Problem description: Write the records below out in full, character for character, with no pictures.

Material provided:
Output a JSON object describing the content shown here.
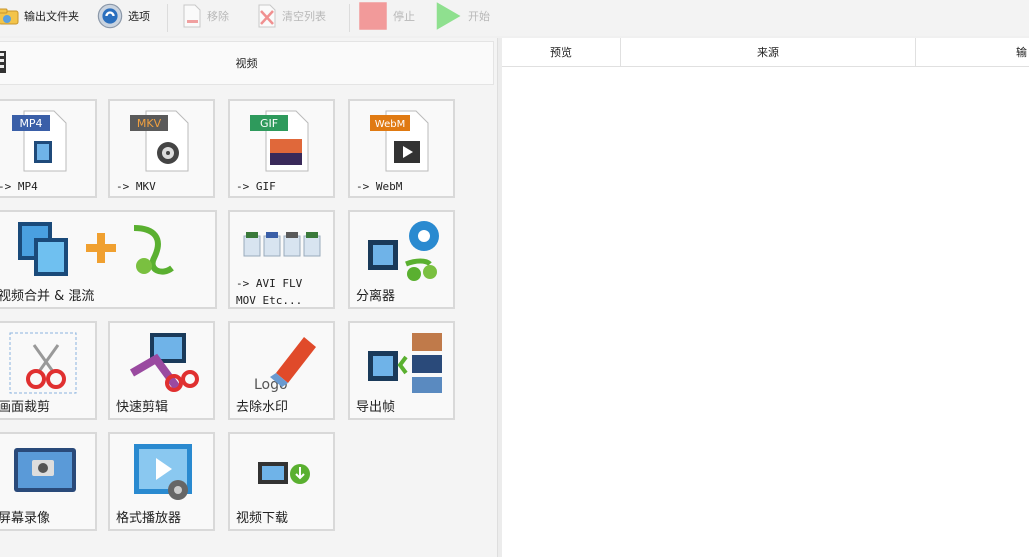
{
  "toolbar": {
    "output_folder": "输出文件夹",
    "options": "选项",
    "remove": "移除",
    "clear_list": "清空列表",
    "stop": "停止",
    "start": "开始"
  },
  "category": {
    "title": "视频"
  },
  "tiles": {
    "mp4": "-> MP4",
    "mkv": "-> MKV",
    "gif": "-> GIF",
    "webm": "-> WebM",
    "mp4_badge": "MP4",
    "mkv_badge": "MKV",
    "gif_badge": "GIF",
    "webm_badge": "WebM",
    "merge": "视频合并 & 混流",
    "avi_line1": "-> AVI FLV",
    "avi_line2": "MOV Etc...",
    "splitter": "分离器",
    "crop": "画面裁剪",
    "quick_cut": "快速剪辑",
    "watermark": "去除水印",
    "watermark_logo": "Logo",
    "export_frames": "导出帧",
    "screen_record": "屏幕录像",
    "player": "格式播放器",
    "downloader": "视频下载"
  },
  "task_list": {
    "columns": [
      "预览",
      "来源",
      "输"
    ]
  },
  "colors": {
    "mp4_badge": "#3a5fa8",
    "mkv_badge": "#5a5a5a",
    "gif_badge": "#2e9a5c",
    "webm_badge": "#e07a12",
    "start_green": "#5fd45f",
    "stop_red": "#f06e6e"
  }
}
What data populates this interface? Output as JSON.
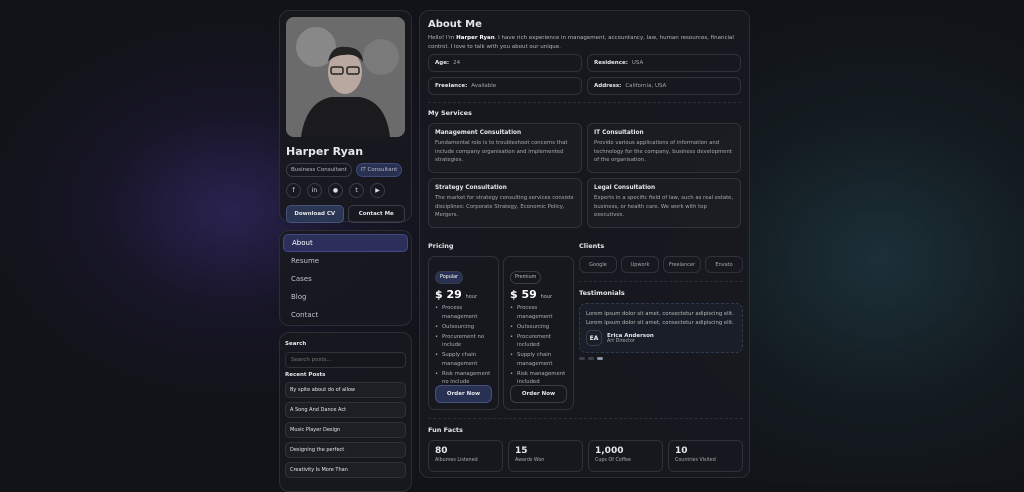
{
  "profile": {
    "name": "Harper Ryan",
    "tags": [
      "Business Consultant",
      "IT Consultant"
    ],
    "socials": [
      "facebook-icon",
      "linkedin-icon",
      "whatsapp-icon",
      "twitter-icon",
      "youtube-icon"
    ],
    "download_label": "Download CV",
    "contact_label": "Contact Me"
  },
  "nav": [
    "About",
    "Resume",
    "Cases",
    "Blog",
    "Contact"
  ],
  "blog": {
    "search_title": "Search",
    "search_placeholder": "Search posts...",
    "recent_title": "Recent Posts",
    "posts": [
      "By spite about do of allow",
      "A Song And Dance Act",
      "Music Player Design",
      "Designing the perfect",
      "Creativity Is More Than"
    ]
  },
  "about": {
    "title": "About Me",
    "intro_pre": "Hello! I'm ",
    "intro_name": "Harper Ryan",
    "intro_post": ". I have rich experience in management, accountancy, law, human resources, financial control. I love to talk with you about our unique.",
    "info": [
      {
        "k": "Age:",
        "v": "24"
      },
      {
        "k": "Residence:",
        "v": "USA"
      },
      {
        "k": "Freelance:",
        "v": "Available"
      },
      {
        "k": "Address:",
        "v": "California, USA"
      }
    ]
  },
  "services": {
    "title": "My Services",
    "items": [
      {
        "t": "Management Consultation",
        "d": "Fundamental role is to troubleshoot concerns that include company organisation and implemented strategies."
      },
      {
        "t": "IT Consultation",
        "d": "Provide various applications of information and technology for the company, business development of the organisation."
      },
      {
        "t": "Strategy Consultation",
        "d": "The market for strategy consulting services consists disciplines: Corporate Strategy, Economic Policy, Mergers."
      },
      {
        "t": "Legal Consultation",
        "d": "Experts in a specific field of law, such as real estate, business, or health care. We work with top executives."
      }
    ]
  },
  "pricing": {
    "title": "Pricing",
    "plans": [
      {
        "badge": "Popular",
        "price": "$ 29",
        "unit": "hour",
        "features": [
          "Process management",
          "Outsourcing",
          "Procurement no include",
          "Supply chain management",
          "Risk management no include"
        ],
        "cta": "Order Now"
      },
      {
        "badge": "Premium",
        "price": "$ 59",
        "unit": "hour",
        "features": [
          "Process management",
          "Outsourcing",
          "Procurement included",
          "Supply chain management",
          "Risk management included"
        ],
        "cta": "Order Now"
      }
    ]
  },
  "clients": {
    "title": "Clients",
    "items": [
      "Google",
      "Upwork",
      "Freelancer",
      "Envato"
    ]
  },
  "testimonials": {
    "title": "Testimonials",
    "text": "Lorem ipsum dolor sit amet, consectetur adipiscing elit. Lorem ipsum dolor sit amet, consectetur adipiscing elit.",
    "initials": "EA",
    "name": "Erica Anderson",
    "role": "Art Director"
  },
  "funfacts": {
    "title": "Fun Facts",
    "items": [
      {
        "n": "80",
        "l": "Albumes Listened"
      },
      {
        "n": "15",
        "l": "Awards Won"
      },
      {
        "n": "1,000",
        "l": "Cups Of Coffee"
      },
      {
        "n": "10",
        "l": "Countries Visited"
      }
    ]
  }
}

Result for this task:
Output a JSON object describing the content shown here.
{
  "toolbar": {
    "output_folder": "输出文件夹",
    "options": "选项",
    "remove": "移除",
    "clear_list": "清空列表",
    "stop": "停止",
    "start": "开始"
  },
  "category": {
    "title": "视频"
  },
  "tiles": {
    "mp4": "-> MP4",
    "mkv": "-> MKV",
    "gif": "-> GIF",
    "webm": "-> WebM",
    "mp4_badge": "MP4",
    "mkv_badge": "MKV",
    "gif_badge": "GIF",
    "webm_badge": "WebM",
    "merge": "视频合并 & 混流",
    "avi_line1": "-> AVI FLV",
    "avi_line2": "MOV Etc...",
    "splitter": "分离器",
    "crop": "画面裁剪",
    "quick_cut": "快速剪辑",
    "watermark": "去除水印",
    "watermark_logo": "Logo",
    "export_frames": "导出帧",
    "screen_record": "屏幕录像",
    "player": "格式播放器",
    "downloader": "视频下载"
  },
  "task_list": {
    "columns": [
      "预览",
      "来源",
      "输"
    ]
  },
  "colors": {
    "mp4_badge": "#3a5fa8",
    "mkv_badge": "#5a5a5a",
    "gif_badge": "#2e9a5c",
    "webm_badge": "#e07a12",
    "start_green": "#5fd45f",
    "stop_red": "#f06e6e"
  }
}
What data populates this interface? Output as JSON.
{
  "profile": {
    "name": "Harper Ryan",
    "tags": [
      "Business Consultant",
      "IT Consultant"
    ],
    "socials": [
      "facebook-icon",
      "linkedin-icon",
      "whatsapp-icon",
      "twitter-icon",
      "youtube-icon"
    ],
    "download_label": "Download CV",
    "contact_label": "Contact Me"
  },
  "nav": [
    "About",
    "Resume",
    "Cases",
    "Blog",
    "Contact"
  ],
  "blog": {
    "search_title": "Search",
    "search_placeholder": "Search posts...",
    "recent_title": "Recent Posts",
    "posts": [
      "By spite about do of allow",
      "A Song And Dance Act",
      "Music Player Design",
      "Designing the perfect",
      "Creativity Is More Than"
    ]
  },
  "about": {
    "title": "About Me",
    "intro_pre": "Hello! I'm ",
    "intro_name": "Harper Ryan",
    "intro_post": ". I have rich experience in management, accountancy, law, human resources, financial control. I love to talk with you about our unique.",
    "info": [
      {
        "k": "Age:",
        "v": "24"
      },
      {
        "k": "Residence:",
        "v": "USA"
      },
      {
        "k": "Freelance:",
        "v": "Available"
      },
      {
        "k": "Address:",
        "v": "California, USA"
      }
    ]
  },
  "services": {
    "title": "My Services",
    "items": [
      {
        "t": "Management Consultation",
        "d": "Fundamental role is to troubleshoot concerns that include company organisation and implemented strategies."
      },
      {
        "t": "IT Consultation",
        "d": "Provide various applications of information and technology for the company, business development of the organisation."
      },
      {
        "t": "Strategy Consultation",
        "d": "The market for strategy consulting services consists disciplines: Corporate Strategy, Economic Policy, Mergers."
      },
      {
        "t": "Legal Consultation",
        "d": "Experts in a specific field of law, such as real estate, business, or health care. We work with top executives."
      }
    ]
  },
  "pricing": {
    "title": "Pricing",
    "plans": [
      {
        "badge": "Popular",
        "price": "$ 29",
        "unit": "hour",
        "features": [
          "Process management",
          "Outsourcing",
          "Procurement no include",
          "Supply chain management",
          "Risk management no include"
        ],
        "cta": "Order Now"
      },
      {
        "badge": "Premium",
        "price": "$ 59",
        "unit": "hour",
        "features": [
          "Process management",
          "Outsourcing",
          "Procurement included",
          "Supply chain management",
          "Risk management included"
        ],
        "cta": "Order Now"
      }
    ]
  },
  "clients": {
    "title": "Clients",
    "items": [
      "Google",
      "Upwork",
      "Freelancer",
      "Envato"
    ]
  },
  "testimonials": {
    "title": "Testimonials",
    "text": "Lorem ipsum dolor sit amet, consectetur adipiscing elit. Lorem ipsum dolor sit amet, consectetur adipiscing elit.",
    "initials": "EA",
    "name": "Erica Anderson",
    "role": "Art Director"
  },
  "funfacts": {
    "title": "Fun Facts",
    "items": [
      {
        "n": "80",
        "l": "Albumes Listened"
      },
      {
        "n": "15",
        "l": "Awards Won"
      },
      {
        "n": "1,000",
        "l": "Cups Of Coffee"
      },
      {
        "n": "10",
        "l": "Countries Visited"
      }
    ]
  }
}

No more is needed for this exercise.